Exercise objective: Retype everything in the listing, leaving each line exactly as it is.

:: Provided information ::

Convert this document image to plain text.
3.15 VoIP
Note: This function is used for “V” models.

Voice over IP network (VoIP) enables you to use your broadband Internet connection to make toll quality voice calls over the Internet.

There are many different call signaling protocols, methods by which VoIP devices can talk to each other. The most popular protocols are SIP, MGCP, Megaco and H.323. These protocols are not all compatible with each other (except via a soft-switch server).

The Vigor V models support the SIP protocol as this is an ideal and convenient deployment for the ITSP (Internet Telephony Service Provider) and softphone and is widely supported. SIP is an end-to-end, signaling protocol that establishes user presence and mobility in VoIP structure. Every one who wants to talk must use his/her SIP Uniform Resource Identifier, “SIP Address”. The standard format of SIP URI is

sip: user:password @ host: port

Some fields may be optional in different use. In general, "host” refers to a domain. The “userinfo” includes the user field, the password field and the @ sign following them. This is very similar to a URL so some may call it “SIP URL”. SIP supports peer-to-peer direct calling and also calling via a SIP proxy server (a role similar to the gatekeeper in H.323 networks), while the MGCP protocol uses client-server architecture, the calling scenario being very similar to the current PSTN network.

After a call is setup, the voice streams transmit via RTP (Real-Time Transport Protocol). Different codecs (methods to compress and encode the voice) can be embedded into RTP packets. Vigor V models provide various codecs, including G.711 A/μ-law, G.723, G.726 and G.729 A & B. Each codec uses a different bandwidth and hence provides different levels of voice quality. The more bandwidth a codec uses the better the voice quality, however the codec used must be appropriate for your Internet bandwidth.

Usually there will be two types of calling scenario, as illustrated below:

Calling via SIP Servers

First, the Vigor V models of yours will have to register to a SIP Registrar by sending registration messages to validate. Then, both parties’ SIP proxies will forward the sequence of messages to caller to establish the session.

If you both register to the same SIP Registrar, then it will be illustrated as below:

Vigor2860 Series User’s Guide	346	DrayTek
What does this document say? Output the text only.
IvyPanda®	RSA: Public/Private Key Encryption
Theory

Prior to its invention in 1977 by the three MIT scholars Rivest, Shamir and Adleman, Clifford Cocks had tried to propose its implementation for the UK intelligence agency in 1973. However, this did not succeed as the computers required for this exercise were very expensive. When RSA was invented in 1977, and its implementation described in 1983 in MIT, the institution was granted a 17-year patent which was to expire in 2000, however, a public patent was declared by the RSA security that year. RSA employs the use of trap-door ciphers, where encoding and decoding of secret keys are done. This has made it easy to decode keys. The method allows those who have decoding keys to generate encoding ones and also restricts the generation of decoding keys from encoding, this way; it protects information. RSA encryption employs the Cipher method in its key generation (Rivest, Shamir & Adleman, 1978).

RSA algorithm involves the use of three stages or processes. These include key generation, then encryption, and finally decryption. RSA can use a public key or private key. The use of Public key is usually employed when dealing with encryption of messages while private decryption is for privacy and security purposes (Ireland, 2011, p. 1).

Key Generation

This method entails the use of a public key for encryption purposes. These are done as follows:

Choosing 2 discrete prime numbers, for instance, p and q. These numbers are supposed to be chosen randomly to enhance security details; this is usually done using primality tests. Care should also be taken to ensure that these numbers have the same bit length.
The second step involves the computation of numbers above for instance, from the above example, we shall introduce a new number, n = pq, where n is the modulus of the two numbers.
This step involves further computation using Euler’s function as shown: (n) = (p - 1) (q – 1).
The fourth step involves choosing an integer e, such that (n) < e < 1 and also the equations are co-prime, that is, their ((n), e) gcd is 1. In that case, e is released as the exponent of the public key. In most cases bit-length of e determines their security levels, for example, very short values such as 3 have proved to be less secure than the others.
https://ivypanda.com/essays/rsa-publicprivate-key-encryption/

:::

Correct answer:
Convert this document image to plain text.
3.15 VoIP
Note: This function is used for “V” models.

Voice over IP network (VoIP) enables you to use your broadband Internet connection to make toll quality voice calls over the Internet.

There are many different call signaling protocols, methods by which VoIP devices can talk to each other. The most popular protocols are SIP, MGCP, Megaco and H.323. These protocols are not all compatible with each other (except via a soft-switch server).

The Vigor V models support the SIP protocol as this is an ideal and convenient deployment for the ITSP (Internet Telephony Service Provider) and softphone and is widely supported. SIP is an end-to-end, signaling protocol that establishes user presence and mobility in VoIP structure. Every one who wants to talk must use his/her SIP Uniform Resource Identifier, “SIP Address”. The standard format of SIP URI is

sip: user:password @ host: port

Some fields may be optional in different use. In general, "host” refers to a domain. The “userinfo” includes the user field, the password field and the @ sign following them. This is very similar to a URL so some may call it “SIP URL”. SIP supports peer-to-peer direct calling and also calling via a SIP proxy server (a role similar to the gatekeeper in H.323 networks), while the MGCP protocol uses client-server architecture, the calling scenario being very similar to the current PSTN network.

After a call is setup, the voice streams transmit via RTP (Real-Time Transport Protocol). Different codecs (methods to compress and encode the voice) can be embedded into RTP packets. Vigor V models provide various codecs, including G.711 A/μ-law, G.723, G.726 and G.729 A & B. Each codec uses a different bandwidth and hence provides different levels of voice quality. The more bandwidth a codec uses the better the voice quality, however the codec used must be appropriate for your Internet bandwidth.

Usually there will be two types of calling scenario, as illustrated below:

Calling via SIP Servers

First, the Vigor V models of yours will have to register to a SIP Registrar by sending registration messages to validate. Then, both parties’ SIP proxies will forward the sequence of messages to caller to establish the session.

If you both register to the same SIP Registrar, then it will be illustrated as below:

Vigor2860 Series User’s Guide	346	DrayTek
What does this document say? Output the text only.
IvyPanda®	RSA: Public/Private Key Encryption
Theory

Prior to its invention in 1977 by the three MIT scholars Rivest, Shamir and Adleman, Clifford Cocks had tried to propose its implementation for the UK intelligence agency in 1973. However, this did not succeed as the computers required for this exercise were very expensive. When RSA was invented in 1977, and its implementation described in 1983 in MIT, the institution was granted a 17-year patent which was to expire in 2000, however, a public patent was declared by the RSA security that year. RSA employs the use of trap-door ciphers, where encoding and decoding of secret keys are done. This has made it easy to decode keys. The method allows those who have decoding keys to generate encoding ones and also restricts the generation of decoding keys from encoding, this way; it protects information. RSA encryption employs the Cipher method in its key generation (Rivest, Shamir & Adleman, 1978).

RSA algorithm involves the use of three stages or processes. These include key generation, then encryption, and finally decryption. RSA can use a public key or private key. The use of Public key is usually employed when dealing with encryption of messages while private decryption is for privacy and security purposes (Ireland, 2011, p. 1).

Key Generation

This method entails the use of a public key for encryption purposes. These are done as follows:

Choosing 2 discrete prime numbers, for instance, p and q. These numbers are supposed to be chosen randomly to enhance security details; this is usually done using primality tests. Care should also be taken to ensure that these numbers have the same bit length.
The second step involves the computation of numbers above for instance, from the above example, we shall introduce a new number, n = pq, where n is the modulus of the two numbers.
This step involves further computation using Euler’s function as shown: (n) = (p - 1) (q – 1).
The fourth step involves choosing an integer e, such that (n) < e < 1 and also the equations are co-prime, that is, their ((n), e) gcd is 1. In that case, e is released as the exponent of the public key. In most cases bit-length of e determines their security levels, for example, very short values such as 3 have proved to be less secure than the others.
https://ivypanda.com/essays/rsa-publicprivate-key-encryption/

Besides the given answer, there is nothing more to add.